> _WORK TO COMPLETE_
Your answer should be one number: the count of lines in these entries that hold the word "seed".

> _SUPPLIED RECORDS_

START

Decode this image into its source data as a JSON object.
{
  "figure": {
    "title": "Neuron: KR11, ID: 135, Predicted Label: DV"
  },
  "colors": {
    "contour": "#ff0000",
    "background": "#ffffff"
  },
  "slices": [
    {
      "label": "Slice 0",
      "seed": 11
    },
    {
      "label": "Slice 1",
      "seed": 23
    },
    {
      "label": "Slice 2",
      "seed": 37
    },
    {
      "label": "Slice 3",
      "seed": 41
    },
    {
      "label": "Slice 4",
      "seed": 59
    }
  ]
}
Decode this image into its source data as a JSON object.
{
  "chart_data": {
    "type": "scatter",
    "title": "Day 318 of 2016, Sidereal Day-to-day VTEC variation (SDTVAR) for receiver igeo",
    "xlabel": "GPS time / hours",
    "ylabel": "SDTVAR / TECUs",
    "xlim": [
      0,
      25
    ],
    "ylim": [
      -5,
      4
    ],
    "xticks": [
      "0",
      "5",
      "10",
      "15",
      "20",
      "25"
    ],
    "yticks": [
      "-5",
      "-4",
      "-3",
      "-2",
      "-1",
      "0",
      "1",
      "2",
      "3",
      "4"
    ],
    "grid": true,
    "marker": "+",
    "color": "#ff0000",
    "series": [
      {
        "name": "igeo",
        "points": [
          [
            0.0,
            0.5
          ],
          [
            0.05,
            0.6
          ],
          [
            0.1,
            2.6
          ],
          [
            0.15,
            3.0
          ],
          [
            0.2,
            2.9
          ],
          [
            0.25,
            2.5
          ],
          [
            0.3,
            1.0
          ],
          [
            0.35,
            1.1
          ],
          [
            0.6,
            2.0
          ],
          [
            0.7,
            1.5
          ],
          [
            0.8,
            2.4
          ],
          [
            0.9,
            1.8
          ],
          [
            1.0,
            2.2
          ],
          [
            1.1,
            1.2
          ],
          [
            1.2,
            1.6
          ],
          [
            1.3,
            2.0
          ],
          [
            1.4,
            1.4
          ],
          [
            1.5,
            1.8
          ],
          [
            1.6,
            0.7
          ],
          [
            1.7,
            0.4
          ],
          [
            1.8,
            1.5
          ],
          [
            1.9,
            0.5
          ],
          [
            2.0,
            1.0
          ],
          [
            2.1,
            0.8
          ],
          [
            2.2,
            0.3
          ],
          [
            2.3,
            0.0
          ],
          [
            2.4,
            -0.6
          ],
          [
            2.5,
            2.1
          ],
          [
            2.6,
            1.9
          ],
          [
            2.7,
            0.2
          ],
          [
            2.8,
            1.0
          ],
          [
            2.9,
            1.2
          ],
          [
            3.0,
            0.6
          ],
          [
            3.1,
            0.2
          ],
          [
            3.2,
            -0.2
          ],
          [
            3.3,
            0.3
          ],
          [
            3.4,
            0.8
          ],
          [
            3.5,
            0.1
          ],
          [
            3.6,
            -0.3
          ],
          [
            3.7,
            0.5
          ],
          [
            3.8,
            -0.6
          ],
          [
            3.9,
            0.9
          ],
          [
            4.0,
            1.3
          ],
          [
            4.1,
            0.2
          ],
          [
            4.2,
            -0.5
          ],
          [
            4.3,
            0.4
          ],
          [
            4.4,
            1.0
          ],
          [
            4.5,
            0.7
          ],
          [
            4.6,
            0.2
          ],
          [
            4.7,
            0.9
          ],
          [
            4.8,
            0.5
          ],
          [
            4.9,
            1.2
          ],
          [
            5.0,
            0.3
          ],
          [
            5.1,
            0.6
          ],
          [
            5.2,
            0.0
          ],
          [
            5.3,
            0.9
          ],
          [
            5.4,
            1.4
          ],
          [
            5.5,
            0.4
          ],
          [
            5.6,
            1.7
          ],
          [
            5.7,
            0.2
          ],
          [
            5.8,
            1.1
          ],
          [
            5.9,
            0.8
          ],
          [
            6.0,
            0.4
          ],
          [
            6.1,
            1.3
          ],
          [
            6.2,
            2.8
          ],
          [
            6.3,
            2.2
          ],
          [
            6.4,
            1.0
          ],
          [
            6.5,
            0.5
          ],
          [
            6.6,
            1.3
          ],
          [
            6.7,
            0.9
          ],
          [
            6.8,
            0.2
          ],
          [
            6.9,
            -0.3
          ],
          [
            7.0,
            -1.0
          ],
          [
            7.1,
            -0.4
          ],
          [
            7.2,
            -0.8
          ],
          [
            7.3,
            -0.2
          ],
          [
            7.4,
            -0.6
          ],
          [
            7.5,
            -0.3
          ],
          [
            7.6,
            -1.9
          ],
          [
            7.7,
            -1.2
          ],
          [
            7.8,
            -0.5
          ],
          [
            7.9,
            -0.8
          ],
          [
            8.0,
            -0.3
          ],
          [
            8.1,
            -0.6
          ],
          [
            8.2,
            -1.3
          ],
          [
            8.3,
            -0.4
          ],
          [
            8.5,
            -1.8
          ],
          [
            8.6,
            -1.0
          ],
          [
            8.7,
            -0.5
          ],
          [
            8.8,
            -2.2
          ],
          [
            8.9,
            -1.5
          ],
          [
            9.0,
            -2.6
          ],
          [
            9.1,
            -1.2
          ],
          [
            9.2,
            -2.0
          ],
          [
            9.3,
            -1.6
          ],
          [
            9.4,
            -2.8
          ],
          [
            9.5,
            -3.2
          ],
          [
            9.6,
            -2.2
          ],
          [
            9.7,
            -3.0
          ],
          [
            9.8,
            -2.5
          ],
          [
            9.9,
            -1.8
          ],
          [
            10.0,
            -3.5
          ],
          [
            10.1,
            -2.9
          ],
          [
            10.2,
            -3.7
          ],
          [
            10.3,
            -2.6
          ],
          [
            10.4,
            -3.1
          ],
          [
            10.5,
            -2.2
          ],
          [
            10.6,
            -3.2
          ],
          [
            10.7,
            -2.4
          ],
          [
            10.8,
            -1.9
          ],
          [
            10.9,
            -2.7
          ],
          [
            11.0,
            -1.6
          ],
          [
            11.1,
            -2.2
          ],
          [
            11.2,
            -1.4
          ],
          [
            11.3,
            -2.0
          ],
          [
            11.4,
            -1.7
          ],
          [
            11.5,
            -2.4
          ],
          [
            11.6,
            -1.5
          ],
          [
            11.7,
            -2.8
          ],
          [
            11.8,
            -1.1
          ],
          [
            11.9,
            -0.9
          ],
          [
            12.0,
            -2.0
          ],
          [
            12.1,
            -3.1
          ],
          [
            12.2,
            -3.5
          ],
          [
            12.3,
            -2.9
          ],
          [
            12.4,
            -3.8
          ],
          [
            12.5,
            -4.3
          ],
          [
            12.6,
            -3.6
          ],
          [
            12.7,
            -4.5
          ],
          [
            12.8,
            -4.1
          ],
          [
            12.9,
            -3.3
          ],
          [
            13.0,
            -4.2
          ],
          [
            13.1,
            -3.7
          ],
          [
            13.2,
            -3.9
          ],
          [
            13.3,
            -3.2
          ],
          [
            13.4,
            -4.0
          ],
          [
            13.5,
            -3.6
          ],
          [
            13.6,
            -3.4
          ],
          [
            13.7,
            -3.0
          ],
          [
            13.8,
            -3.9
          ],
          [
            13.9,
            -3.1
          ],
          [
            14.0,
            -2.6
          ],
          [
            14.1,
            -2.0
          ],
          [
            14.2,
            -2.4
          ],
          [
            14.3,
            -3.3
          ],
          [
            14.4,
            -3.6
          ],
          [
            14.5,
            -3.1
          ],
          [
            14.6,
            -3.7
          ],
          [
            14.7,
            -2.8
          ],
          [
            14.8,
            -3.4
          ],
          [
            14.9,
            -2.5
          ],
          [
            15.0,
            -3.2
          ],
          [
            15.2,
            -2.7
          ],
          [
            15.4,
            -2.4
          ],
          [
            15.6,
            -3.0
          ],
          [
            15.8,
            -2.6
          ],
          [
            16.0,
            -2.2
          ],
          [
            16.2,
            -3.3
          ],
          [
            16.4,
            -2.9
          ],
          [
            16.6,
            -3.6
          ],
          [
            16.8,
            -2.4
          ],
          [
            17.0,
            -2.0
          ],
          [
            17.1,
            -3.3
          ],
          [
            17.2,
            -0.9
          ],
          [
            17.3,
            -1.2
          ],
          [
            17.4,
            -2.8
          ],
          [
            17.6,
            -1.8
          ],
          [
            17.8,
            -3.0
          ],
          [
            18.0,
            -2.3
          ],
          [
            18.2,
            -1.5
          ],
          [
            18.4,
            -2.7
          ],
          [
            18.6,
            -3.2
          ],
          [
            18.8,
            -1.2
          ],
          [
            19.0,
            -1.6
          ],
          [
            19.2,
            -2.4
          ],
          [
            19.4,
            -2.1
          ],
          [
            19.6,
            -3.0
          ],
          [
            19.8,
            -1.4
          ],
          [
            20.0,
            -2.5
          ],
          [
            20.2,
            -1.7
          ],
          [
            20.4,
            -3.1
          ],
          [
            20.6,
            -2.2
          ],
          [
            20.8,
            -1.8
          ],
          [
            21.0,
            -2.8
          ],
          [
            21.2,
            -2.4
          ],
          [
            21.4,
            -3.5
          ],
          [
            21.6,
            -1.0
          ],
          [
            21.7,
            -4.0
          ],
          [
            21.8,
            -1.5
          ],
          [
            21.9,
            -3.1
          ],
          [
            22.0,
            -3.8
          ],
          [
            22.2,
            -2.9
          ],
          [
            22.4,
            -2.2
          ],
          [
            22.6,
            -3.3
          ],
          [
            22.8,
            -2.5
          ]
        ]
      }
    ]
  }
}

END

> _FULL RESPONSE_
5